_Instruction_.
Reproduce the listing below exactly. Pictures do not belong in the copy.

%%

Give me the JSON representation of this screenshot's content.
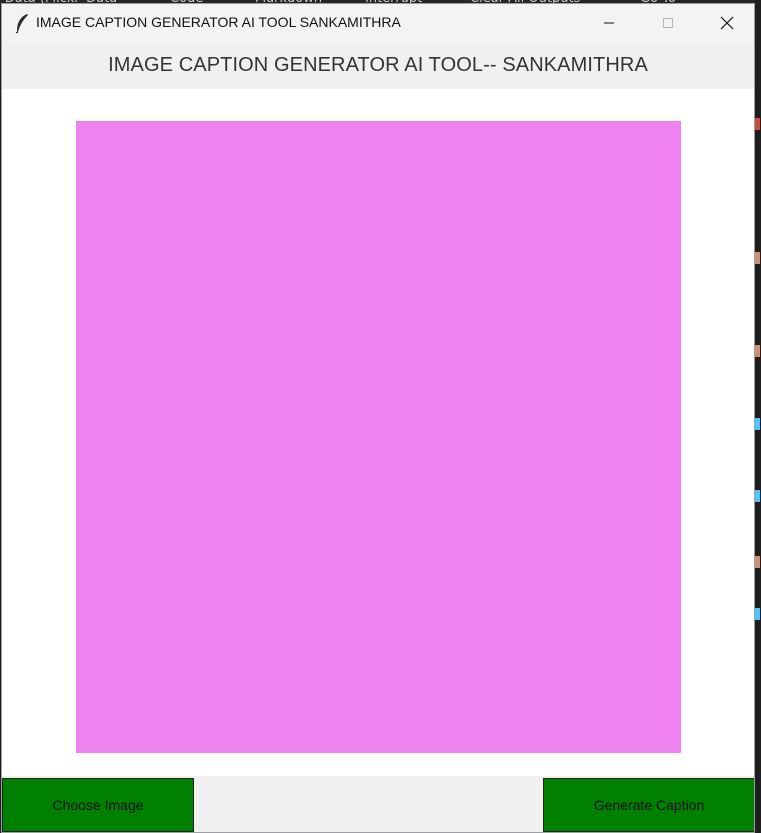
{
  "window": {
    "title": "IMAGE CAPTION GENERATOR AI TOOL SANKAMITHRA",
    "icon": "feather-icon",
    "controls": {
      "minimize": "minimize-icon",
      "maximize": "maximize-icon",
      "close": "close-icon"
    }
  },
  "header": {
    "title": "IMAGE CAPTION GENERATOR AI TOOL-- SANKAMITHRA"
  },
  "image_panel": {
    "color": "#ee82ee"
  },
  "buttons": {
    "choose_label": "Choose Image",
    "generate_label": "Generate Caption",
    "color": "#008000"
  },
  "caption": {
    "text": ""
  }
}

%%

_Complete answer_.
Give me the JSON representation of this screenshot's content.
{
  "window": {
    "title": "IMAGE CAPTION GENERATOR AI TOOL SANKAMITHRA",
    "icon": "feather-icon",
    "controls": {
      "minimize": "minimize-icon",
      "maximize": "maximize-icon",
      "close": "close-icon"
    }
  },
  "header": {
    "title": "IMAGE CAPTION GENERATOR AI TOOL-- SANKAMITHRA"
  },
  "image_panel": {
    "color": "#ee82ee"
  },
  "buttons": {
    "choose_label": "Choose Image",
    "generate_label": "Generate Caption",
    "color": "#008000"
  },
  "caption": {
    "text": ""
  }
}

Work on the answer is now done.